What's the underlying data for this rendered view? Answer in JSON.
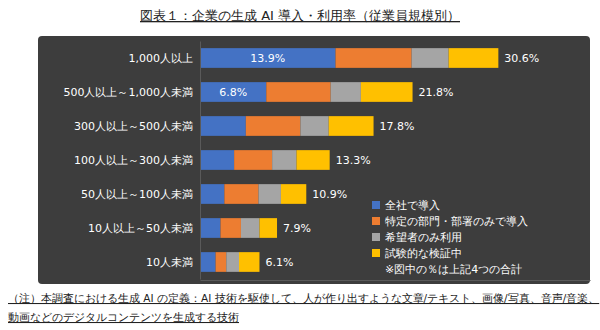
{
  "chart_data": {
    "type": "bar",
    "orientation": "horizontal",
    "stacked": true,
    "title": "図表１：企業の生成 AI 導入・利用率（従業員規模別）",
    "categories": [
      "1,000人以上",
      "500人以上～1,000人未満",
      "300人以上～500人未満",
      "100人以上～300人未満",
      "50人以上～100人未満",
      "10人以上～50人未満",
      "10人未満"
    ],
    "series": [
      {
        "name": "全社で導入",
        "color": "#4472c4",
        "values": [
          13.9,
          6.8,
          4.7,
          3.5,
          2.5,
          2.1,
          1.6
        ],
        "value_labels": [
          "13.9%",
          "6.8%",
          null,
          null,
          null,
          null,
          null
        ]
      },
      {
        "name": "特定の部門・部署のみで導入",
        "color": "#ed7d31",
        "values": [
          7.8,
          6.6,
          5.6,
          3.9,
          3.5,
          2.1,
          1.1
        ]
      },
      {
        "name": "希望者のみ利用",
        "color": "#a5a5a5",
        "values": [
          3.8,
          3.1,
          2.9,
          2.5,
          2.3,
          1.9,
          1.3
        ]
      },
      {
        "name": "試験的な検証中",
        "color": "#ffc000",
        "values": [
          5.1,
          5.3,
          4.6,
          3.4,
          2.6,
          1.8,
          2.1
        ]
      }
    ],
    "data_labels": true,
    "totals": [
      30.6,
      21.8,
      17.8,
      13.3,
      10.9,
      7.9,
      6.1
    ],
    "total_labels": [
      "30.6%",
      "21.8%",
      "17.8%",
      "13.3%",
      "10.9%",
      "7.9%",
      "6.1%"
    ],
    "xlim": [
      0,
      40
    ],
    "tick_labels": "y",
    "legend": "lower right",
    "legend_note": "※図中の％は上記4つの合計",
    "footnote": [
      "（注）本調査における生成 AI の定義：AI 技術を駆使して、人が作り出すような文章/テキスト、画像/写真、音声/音楽、",
      "動画などのデジタルコンテンツを生成する技術"
    ]
  }
}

========

Instructions to follow:
Return the entries unchanged, save for the pictures, which do not belong in the copy.

Final answer:
What's the underlying data for this rendered view? Answer in JSON.
{
  "chart_data": {
    "type": "bar",
    "orientation": "horizontal",
    "stacked": true,
    "title": "図表１：企業の生成 AI 導入・利用率（従業員規模別）",
    "categories": [
      "1,000人以上",
      "500人以上～1,000人未満",
      "300人以上～500人未満",
      "100人以上～300人未満",
      "50人以上～100人未満",
      "10人以上～50人未満",
      "10人未満"
    ],
    "series": [
      {
        "name": "全社で導入",
        "color": "#4472c4",
        "values": [
          13.9,
          6.8,
          4.7,
          3.5,
          2.5,
          2.1,
          1.6
        ],
        "value_labels": [
          "13.9%",
          "6.8%",
          null,
          null,
          null,
          null,
          null
        ]
      },
      {
        "name": "特定の部門・部署のみで導入",
        "color": "#ed7d31",
        "values": [
          7.8,
          6.6,
          5.6,
          3.9,
          3.5,
          2.1,
          1.1
        ]
      },
      {
        "name": "希望者のみ利用",
        "color": "#a5a5a5",
        "values": [
          3.8,
          3.1,
          2.9,
          2.5,
          2.3,
          1.9,
          1.3
        ]
      },
      {
        "name": "試験的な検証中",
        "color": "#ffc000",
        "values": [
          5.1,
          5.3,
          4.6,
          3.4,
          2.6,
          1.8,
          2.1
        ]
      }
    ],
    "data_labels": true,
    "totals": [
      30.6,
      21.8,
      17.8,
      13.3,
      10.9,
      7.9,
      6.1
    ],
    "total_labels": [
      "30.6%",
      "21.8%",
      "17.8%",
      "13.3%",
      "10.9%",
      "7.9%",
      "6.1%"
    ],
    "xlim": [
      0,
      40
    ],
    "tick_labels": "y",
    "legend": "lower right",
    "legend_note": "※図中の％は上記4つの合計",
    "footnote": [
      "（注）本調査における生成 AI の定義：AI 技術を駆使して、人が作り出すような文章/テキスト、画像/写真、音声/音楽、",
      "動画などのデジタルコンテンツを生成する技術"
    ]
  }
}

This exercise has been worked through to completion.